Data provided start

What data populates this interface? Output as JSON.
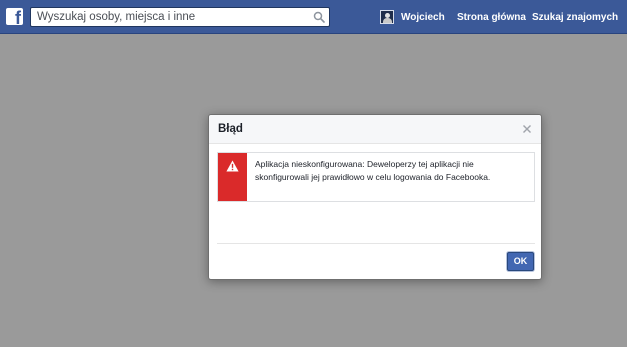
{
  "header": {
    "logo_letter": "f",
    "search": {
      "placeholder": "Wyszukaj osoby, miejsca i inne",
      "value": ""
    },
    "nav": {
      "user_name": "Wojciech",
      "home": "Strona główna",
      "find_friends": "Szukaj znajomych"
    }
  },
  "dialog": {
    "title": "Błąd",
    "close_icon": "close-icon",
    "error_icon": "warning-icon",
    "error_message": "Aplikacja nieskonfigurowana: Deweloperzy tej aplikacji nie skonfigurowali jej prawidłowo w celu logowania do Facebooka.",
    "ok_label": "OK"
  },
  "colors": {
    "brand": "#3b5998",
    "overlay": "#9a9a9a",
    "error": "#da2a2a",
    "button": "#4267b2"
  }
}
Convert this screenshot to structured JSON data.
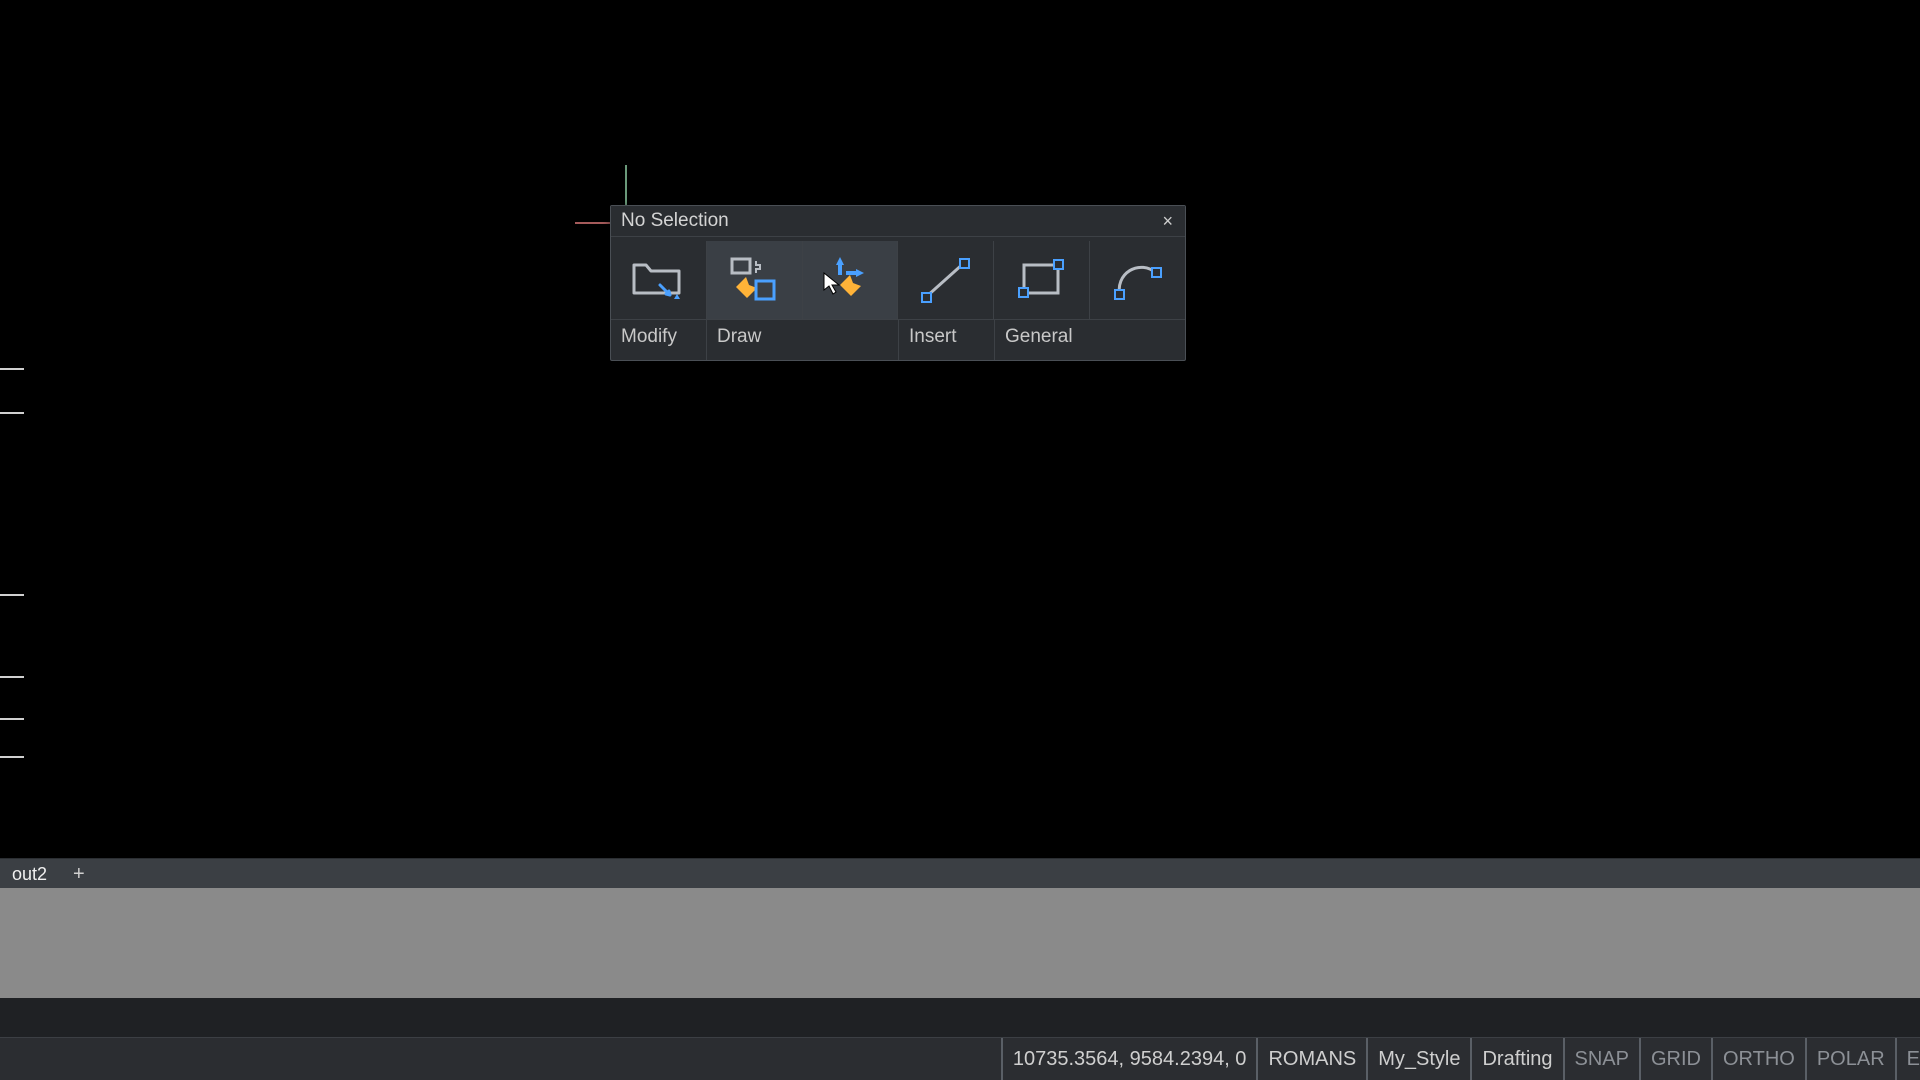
{
  "panel": {
    "title": "No Selection",
    "close_glyph": "×",
    "groups": {
      "modify": "Modify",
      "draw": "Draw",
      "insert": "Insert",
      "general": "General"
    }
  },
  "tabs": {
    "layout2": "out2",
    "add_glyph": "+"
  },
  "status": {
    "coords": "10735.3564, 9584.2394, 0",
    "textstyle": "ROMANS",
    "dimstyle": "My_Style",
    "annoscale": "Drafting",
    "snap": "SNAP",
    "grid": "GRID",
    "ortho": "ORTHO",
    "polar": "POLAR",
    "extras_cut": "E"
  },
  "colors": {
    "icon_blue": "#4aa0ff",
    "icon_orange": "#ffb338",
    "icon_grey": "#b8bdc4",
    "panel_bg": "#2a2d31"
  }
}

Data provided end

# Exercise task:
Repeat the material above word for word and skip every image in it.

# Expected answer:
What data populates this interface? Output as JSON.
{
  "header": {
    "logo_letter": "f",
    "search": {
      "placeholder": "Wyszukaj osoby, miejsca i inne",
      "value": ""
    },
    "nav": {
      "user_name": "Wojciech",
      "home": "Strona główna",
      "find_friends": "Szukaj znajomych"
    }
  },
  "dialog": {
    "title": "Błąd",
    "close_icon": "close-icon",
    "error_icon": "warning-icon",
    "error_message": "Aplikacja nieskonfigurowana: Deweloperzy tej aplikacji nie skonfigurowali jej prawidłowo w celu logowania do Facebooka.",
    "ok_label": "OK"
  },
  "colors": {
    "brand": "#3b5998",
    "overlay": "#9a9a9a",
    "error": "#da2a2a",
    "button": "#4267b2"
  }
}
Convert this screenshot to structured JSON data.
{
  "panel": {
    "title": "No Selection",
    "close_glyph": "×",
    "groups": {
      "modify": "Modify",
      "draw": "Draw",
      "insert": "Insert",
      "general": "General"
    }
  },
  "tabs": {
    "layout2": "out2",
    "add_glyph": "+"
  },
  "status": {
    "coords": "10735.3564, 9584.2394, 0",
    "textstyle": "ROMANS",
    "dimstyle": "My_Style",
    "annoscale": "Drafting",
    "snap": "SNAP",
    "grid": "GRID",
    "ortho": "ORTHO",
    "polar": "POLAR",
    "extras_cut": "E"
  },
  "colors": {
    "icon_blue": "#4aa0ff",
    "icon_orange": "#ffb338",
    "icon_grey": "#b8bdc4",
    "panel_bg": "#2a2d31"
  }
}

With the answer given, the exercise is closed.